— Request —
Copy each line exactly.

— Task input —
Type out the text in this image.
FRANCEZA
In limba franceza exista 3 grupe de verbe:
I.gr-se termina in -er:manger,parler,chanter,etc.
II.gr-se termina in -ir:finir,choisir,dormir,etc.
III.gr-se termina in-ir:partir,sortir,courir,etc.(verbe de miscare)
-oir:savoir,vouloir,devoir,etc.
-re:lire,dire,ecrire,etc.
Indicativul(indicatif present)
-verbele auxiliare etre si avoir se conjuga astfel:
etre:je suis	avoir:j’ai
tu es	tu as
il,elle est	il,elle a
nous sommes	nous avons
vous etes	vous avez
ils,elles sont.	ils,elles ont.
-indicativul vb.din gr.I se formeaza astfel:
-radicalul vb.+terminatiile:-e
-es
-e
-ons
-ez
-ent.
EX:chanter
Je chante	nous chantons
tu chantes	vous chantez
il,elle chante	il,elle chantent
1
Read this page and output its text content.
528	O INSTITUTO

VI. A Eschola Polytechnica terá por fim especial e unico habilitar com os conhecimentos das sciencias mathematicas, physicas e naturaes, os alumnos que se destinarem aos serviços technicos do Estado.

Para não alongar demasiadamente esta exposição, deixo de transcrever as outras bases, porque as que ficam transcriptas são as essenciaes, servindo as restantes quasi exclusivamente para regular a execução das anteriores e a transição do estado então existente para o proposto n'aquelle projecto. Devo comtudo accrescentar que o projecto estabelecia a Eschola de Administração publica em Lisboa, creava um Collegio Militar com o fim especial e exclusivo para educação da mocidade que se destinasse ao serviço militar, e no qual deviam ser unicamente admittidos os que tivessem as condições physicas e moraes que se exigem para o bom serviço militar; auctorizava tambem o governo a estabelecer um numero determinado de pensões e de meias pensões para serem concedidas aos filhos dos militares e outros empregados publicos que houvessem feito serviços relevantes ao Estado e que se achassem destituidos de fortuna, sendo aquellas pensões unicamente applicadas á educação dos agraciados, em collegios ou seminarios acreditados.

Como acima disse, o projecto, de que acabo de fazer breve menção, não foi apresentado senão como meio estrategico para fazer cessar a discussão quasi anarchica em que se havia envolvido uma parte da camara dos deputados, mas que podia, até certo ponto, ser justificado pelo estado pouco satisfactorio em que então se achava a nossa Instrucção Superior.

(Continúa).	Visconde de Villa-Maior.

— Reply to the exercise —
Type out the text in this image.
FRANCEZA
In limba franceza exista 3 grupe de verbe:
I.gr-se termina in -er:manger,parler,chanter,etc.
II.gr-se termina in -ir:finir,choisir,dormir,etc.
III.gr-se termina in-ir:partir,sortir,courir,etc.(verbe de miscare)
-oir:savoir,vouloir,devoir,etc.
-re:lire,dire,ecrire,etc.
Indicativul(indicatif present)
-verbele auxiliare etre si avoir se conjuga astfel:
etre:je suis	avoir:j’ai
tu es	tu as
il,elle est	il,elle a
nous sommes	nous avons
vous etes	vous avez
ils,elles sont.	ils,elles ont.
-indicativul vb.din gr.I se formeaza astfel:
-radicalul vb.+terminatiile:-e
-es
-e
-ons
-ez
-ent.
EX:chanter
Je chante	nous chantons
tu chantes	vous chantez
il,elle chante	il,elle chantent
1
Read this page and output its text content.
528	O INSTITUTO

VI. A Eschola Polytechnica terá por fim especial e unico habilitar com os conhecimentos das sciencias mathematicas, physicas e naturaes, os alumnos que se destinarem aos serviços technicos do Estado.

Para não alongar demasiadamente esta exposição, deixo de transcrever as outras bases, porque as que ficam transcriptas são as essenciaes, servindo as restantes quasi exclusivamente para regular a execução das anteriores e a transição do estado então existente para o proposto n'aquelle projecto. Devo comtudo accrescentar que o projecto estabelecia a Eschola de Administração publica em Lisboa, creava um Collegio Militar com o fim especial e exclusivo para educação da mocidade que se destinasse ao serviço militar, e no qual deviam ser unicamente admittidos os que tivessem as condições physicas e moraes que se exigem para o bom serviço militar; auctorizava tambem o governo a estabelecer um numero determinado de pensões e de meias pensões para serem concedidas aos filhos dos militares e outros empregados publicos que houvessem feito serviços relevantes ao Estado e que se achassem destituidos de fortuna, sendo aquellas pensões unicamente applicadas á educação dos agraciados, em collegios ou seminarios acreditados.

Como acima disse, o projecto, de que acabo de fazer breve menção, não foi apresentado senão como meio estrategico para fazer cessar a discussão quasi anarchica em que se havia envolvido uma parte da camara dos deputados, mas que podia, até certo ponto, ser justificado pelo estado pouco satisfactorio em que então se achava a nossa Instrucção Superior.

(Continúa).	Visconde de Villa-Maior.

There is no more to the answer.